What is required:
Identify every line containing the word "School" and reproduce each one.

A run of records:

···

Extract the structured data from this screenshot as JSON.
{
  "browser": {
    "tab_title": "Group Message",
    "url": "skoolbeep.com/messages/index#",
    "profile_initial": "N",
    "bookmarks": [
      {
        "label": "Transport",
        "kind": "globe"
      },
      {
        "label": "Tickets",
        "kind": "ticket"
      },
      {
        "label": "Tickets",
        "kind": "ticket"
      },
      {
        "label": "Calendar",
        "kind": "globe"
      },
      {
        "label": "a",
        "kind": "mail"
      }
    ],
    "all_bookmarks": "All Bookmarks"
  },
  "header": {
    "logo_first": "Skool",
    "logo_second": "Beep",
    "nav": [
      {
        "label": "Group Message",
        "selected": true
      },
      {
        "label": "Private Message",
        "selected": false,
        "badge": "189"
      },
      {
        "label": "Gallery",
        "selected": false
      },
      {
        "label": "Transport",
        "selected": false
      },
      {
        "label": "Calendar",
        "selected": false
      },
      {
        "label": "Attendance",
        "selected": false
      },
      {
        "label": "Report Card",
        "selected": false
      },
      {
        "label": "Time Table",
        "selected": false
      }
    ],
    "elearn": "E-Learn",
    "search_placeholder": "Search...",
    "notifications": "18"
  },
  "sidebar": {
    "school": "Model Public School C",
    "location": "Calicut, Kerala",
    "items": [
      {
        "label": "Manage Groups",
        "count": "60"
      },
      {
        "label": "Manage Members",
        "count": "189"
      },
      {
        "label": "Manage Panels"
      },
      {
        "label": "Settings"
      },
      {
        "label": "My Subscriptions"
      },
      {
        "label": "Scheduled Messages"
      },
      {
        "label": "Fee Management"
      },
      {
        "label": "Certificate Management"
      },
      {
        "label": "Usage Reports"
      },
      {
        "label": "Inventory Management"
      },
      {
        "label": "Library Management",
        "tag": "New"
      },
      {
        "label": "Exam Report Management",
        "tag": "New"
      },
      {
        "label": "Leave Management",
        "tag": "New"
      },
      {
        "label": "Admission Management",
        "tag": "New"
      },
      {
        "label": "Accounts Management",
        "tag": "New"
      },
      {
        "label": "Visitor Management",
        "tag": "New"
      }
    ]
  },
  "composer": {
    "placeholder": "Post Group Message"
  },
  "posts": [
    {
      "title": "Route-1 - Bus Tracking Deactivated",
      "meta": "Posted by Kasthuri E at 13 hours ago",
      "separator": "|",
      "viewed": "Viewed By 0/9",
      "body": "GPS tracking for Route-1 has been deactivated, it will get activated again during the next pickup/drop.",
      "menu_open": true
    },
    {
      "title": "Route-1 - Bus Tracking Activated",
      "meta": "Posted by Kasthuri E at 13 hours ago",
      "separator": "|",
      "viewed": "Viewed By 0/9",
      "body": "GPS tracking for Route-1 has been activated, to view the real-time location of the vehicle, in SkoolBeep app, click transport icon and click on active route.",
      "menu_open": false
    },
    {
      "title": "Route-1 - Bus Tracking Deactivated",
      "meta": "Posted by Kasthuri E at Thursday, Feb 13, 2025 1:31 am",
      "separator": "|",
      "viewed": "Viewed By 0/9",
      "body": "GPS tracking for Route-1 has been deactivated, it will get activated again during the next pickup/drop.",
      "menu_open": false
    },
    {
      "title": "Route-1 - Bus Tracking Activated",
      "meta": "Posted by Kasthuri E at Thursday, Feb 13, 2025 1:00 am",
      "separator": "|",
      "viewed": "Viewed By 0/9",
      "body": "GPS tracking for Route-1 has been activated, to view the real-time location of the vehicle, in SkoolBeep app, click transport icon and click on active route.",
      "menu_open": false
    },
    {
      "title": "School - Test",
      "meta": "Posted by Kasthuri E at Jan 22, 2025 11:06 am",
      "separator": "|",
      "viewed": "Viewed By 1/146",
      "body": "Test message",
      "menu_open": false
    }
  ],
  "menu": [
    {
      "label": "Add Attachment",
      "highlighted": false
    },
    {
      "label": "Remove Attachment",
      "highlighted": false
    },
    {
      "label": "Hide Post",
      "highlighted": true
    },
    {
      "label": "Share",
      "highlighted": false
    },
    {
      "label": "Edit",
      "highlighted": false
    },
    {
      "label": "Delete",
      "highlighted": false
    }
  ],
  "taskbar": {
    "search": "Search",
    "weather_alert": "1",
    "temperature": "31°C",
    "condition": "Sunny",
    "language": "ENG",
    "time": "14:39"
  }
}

···

Expected output:
    "school": "Model Public School C",
      "title": "School - Test",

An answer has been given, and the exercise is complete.